* START *
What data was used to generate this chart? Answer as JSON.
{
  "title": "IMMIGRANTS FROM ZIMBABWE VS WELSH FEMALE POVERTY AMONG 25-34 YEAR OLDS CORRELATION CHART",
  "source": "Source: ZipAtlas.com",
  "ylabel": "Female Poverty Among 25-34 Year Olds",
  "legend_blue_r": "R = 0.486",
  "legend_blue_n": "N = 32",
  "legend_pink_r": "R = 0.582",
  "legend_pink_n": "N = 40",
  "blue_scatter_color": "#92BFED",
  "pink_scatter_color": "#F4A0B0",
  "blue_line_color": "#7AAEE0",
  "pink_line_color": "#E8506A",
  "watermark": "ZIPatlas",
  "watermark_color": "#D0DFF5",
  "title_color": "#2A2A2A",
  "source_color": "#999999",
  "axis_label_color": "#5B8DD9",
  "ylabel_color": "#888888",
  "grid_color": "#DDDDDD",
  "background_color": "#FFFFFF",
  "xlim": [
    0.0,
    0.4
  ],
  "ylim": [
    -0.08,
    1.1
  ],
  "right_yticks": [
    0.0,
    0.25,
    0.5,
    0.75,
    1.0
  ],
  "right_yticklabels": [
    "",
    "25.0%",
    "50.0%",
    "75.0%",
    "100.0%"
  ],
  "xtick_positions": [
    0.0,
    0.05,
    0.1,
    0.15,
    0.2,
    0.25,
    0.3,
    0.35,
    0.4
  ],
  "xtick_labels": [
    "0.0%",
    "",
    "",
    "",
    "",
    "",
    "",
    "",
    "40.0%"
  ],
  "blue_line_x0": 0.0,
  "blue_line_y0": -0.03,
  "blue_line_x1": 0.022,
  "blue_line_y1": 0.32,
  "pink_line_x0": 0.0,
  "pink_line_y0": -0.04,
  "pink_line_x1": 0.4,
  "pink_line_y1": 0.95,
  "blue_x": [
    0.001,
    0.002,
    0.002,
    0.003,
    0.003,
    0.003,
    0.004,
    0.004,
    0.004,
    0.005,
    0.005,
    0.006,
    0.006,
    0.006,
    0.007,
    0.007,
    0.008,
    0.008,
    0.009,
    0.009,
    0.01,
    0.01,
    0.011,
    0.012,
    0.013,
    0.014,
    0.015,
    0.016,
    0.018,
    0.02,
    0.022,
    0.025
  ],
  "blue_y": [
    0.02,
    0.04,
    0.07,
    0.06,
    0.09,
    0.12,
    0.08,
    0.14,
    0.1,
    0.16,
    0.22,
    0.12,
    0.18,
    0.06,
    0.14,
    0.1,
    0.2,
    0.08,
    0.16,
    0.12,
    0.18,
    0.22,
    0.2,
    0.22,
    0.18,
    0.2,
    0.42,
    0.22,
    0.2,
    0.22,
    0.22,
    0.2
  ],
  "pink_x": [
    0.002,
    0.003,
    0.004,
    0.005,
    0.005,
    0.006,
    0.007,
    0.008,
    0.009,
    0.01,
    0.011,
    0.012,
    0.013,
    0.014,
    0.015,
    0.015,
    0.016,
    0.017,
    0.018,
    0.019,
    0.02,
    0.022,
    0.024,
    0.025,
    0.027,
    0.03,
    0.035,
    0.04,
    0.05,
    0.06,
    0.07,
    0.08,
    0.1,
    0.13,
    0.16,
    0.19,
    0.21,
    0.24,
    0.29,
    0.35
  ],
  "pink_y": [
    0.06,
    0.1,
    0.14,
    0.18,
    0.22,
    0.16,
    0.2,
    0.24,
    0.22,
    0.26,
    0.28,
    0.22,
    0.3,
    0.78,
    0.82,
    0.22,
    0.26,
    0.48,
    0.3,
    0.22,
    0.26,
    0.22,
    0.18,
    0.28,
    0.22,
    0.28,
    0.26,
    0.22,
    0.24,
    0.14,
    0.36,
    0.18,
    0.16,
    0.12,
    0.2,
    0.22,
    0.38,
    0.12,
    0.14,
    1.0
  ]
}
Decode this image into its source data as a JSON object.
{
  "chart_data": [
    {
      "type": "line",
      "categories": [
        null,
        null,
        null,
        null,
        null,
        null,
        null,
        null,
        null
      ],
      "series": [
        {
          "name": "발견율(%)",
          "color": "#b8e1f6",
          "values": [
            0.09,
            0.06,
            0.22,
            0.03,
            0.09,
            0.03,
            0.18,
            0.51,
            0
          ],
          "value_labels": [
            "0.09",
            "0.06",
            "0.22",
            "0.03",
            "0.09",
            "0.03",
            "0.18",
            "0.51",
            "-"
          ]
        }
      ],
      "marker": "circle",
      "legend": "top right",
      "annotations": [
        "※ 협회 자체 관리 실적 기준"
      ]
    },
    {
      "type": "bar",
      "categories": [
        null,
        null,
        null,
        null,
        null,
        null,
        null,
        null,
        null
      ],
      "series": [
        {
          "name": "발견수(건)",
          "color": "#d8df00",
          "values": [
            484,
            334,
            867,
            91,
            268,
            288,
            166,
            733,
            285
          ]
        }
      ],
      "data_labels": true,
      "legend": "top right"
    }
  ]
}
* END *
WHAT YOU HAVE TO DO. Exact copies of all the records are required.

SOLUTION TO THE EXERCISE.
What data was used to generate this chart? Answer as JSON.
{
  "title": "IMMIGRANTS FROM ZIMBABWE VS WELSH FEMALE POVERTY AMONG 25-34 YEAR OLDS CORRELATION CHART",
  "source": "Source: ZipAtlas.com",
  "ylabel": "Female Poverty Among 25-34 Year Olds",
  "legend_blue_r": "R = 0.486",
  "legend_blue_n": "N = 32",
  "legend_pink_r": "R = 0.582",
  "legend_pink_n": "N = 40",
  "blue_scatter_color": "#92BFED",
  "pink_scatter_color": "#F4A0B0",
  "blue_line_color": "#7AAEE0",
  "pink_line_color": "#E8506A",
  "watermark": "ZIPatlas",
  "watermark_color": "#D0DFF5",
  "title_color": "#2A2A2A",
  "source_color": "#999999",
  "axis_label_color": "#5B8DD9",
  "ylabel_color": "#888888",
  "grid_color": "#DDDDDD",
  "background_color": "#FFFFFF",
  "xlim": [
    0.0,
    0.4
  ],
  "ylim": [
    -0.08,
    1.1
  ],
  "right_yticks": [
    0.0,
    0.25,
    0.5,
    0.75,
    1.0
  ],
  "right_yticklabels": [
    "",
    "25.0%",
    "50.0%",
    "75.0%",
    "100.0%"
  ],
  "xtick_positions": [
    0.0,
    0.05,
    0.1,
    0.15,
    0.2,
    0.25,
    0.3,
    0.35,
    0.4
  ],
  "xtick_labels": [
    "0.0%",
    "",
    "",
    "",
    "",
    "",
    "",
    "",
    "40.0%"
  ],
  "blue_line_x0": 0.0,
  "blue_line_y0": -0.03,
  "blue_line_x1": 0.022,
  "blue_line_y1": 0.32,
  "pink_line_x0": 0.0,
  "pink_line_y0": -0.04,
  "pink_line_x1": 0.4,
  "pink_line_y1": 0.95,
  "blue_x": [
    0.001,
    0.002,
    0.002,
    0.003,
    0.003,
    0.003,
    0.004,
    0.004,
    0.004,
    0.005,
    0.005,
    0.006,
    0.006,
    0.006,
    0.007,
    0.007,
    0.008,
    0.008,
    0.009,
    0.009,
    0.01,
    0.01,
    0.011,
    0.012,
    0.013,
    0.014,
    0.015,
    0.016,
    0.018,
    0.02,
    0.022,
    0.025
  ],
  "blue_y": [
    0.02,
    0.04,
    0.07,
    0.06,
    0.09,
    0.12,
    0.08,
    0.14,
    0.1,
    0.16,
    0.22,
    0.12,
    0.18,
    0.06,
    0.14,
    0.1,
    0.2,
    0.08,
    0.16,
    0.12,
    0.18,
    0.22,
    0.2,
    0.22,
    0.18,
    0.2,
    0.42,
    0.22,
    0.2,
    0.22,
    0.22,
    0.2
  ],
  "pink_x": [
    0.002,
    0.003,
    0.004,
    0.005,
    0.005,
    0.006,
    0.007,
    0.008,
    0.009,
    0.01,
    0.011,
    0.012,
    0.013,
    0.014,
    0.015,
    0.015,
    0.016,
    0.017,
    0.018,
    0.019,
    0.02,
    0.022,
    0.024,
    0.025,
    0.027,
    0.03,
    0.035,
    0.04,
    0.05,
    0.06,
    0.07,
    0.08,
    0.1,
    0.13,
    0.16,
    0.19,
    0.21,
    0.24,
    0.29,
    0.35
  ],
  "pink_y": [
    0.06,
    0.1,
    0.14,
    0.18,
    0.22,
    0.16,
    0.2,
    0.24,
    0.22,
    0.26,
    0.28,
    0.22,
    0.3,
    0.78,
    0.82,
    0.22,
    0.26,
    0.48,
    0.3,
    0.22,
    0.26,
    0.22,
    0.18,
    0.28,
    0.22,
    0.28,
    0.26,
    0.22,
    0.24,
    0.14,
    0.36,
    0.18,
    0.16,
    0.12,
    0.2,
    0.22,
    0.38,
    0.12,
    0.14,
    1.0
  ]
}
Decode this image into its source data as a JSON object.
{
  "chart_data": [
    {
      "type": "line",
      "categories": [
        null,
        null,
        null,
        null,
        null,
        null,
        null,
        null,
        null
      ],
      "series": [
        {
          "name": "발견율(%)",
          "color": "#b8e1f6",
          "values": [
            0.09,
            0.06,
            0.22,
            0.03,
            0.09,
            0.03,
            0.18,
            0.51,
            0
          ],
          "value_labels": [
            "0.09",
            "0.06",
            "0.22",
            "0.03",
            "0.09",
            "0.03",
            "0.18",
            "0.51",
            "-"
          ]
        }
      ],
      "marker": "circle",
      "legend": "top right",
      "annotations": [
        "※ 협회 자체 관리 실적 기준"
      ]
    },
    {
      "type": "bar",
      "categories": [
        null,
        null,
        null,
        null,
        null,
        null,
        null,
        null,
        null
      ],
      "series": [
        {
          "name": "발견수(건)",
          "color": "#d8df00",
          "values": [
            484,
            334,
            867,
            91,
            268,
            288,
            166,
            733,
            285
          ]
        }
      ],
      "data_labels": true,
      "legend": "top right"
    }
  ]
}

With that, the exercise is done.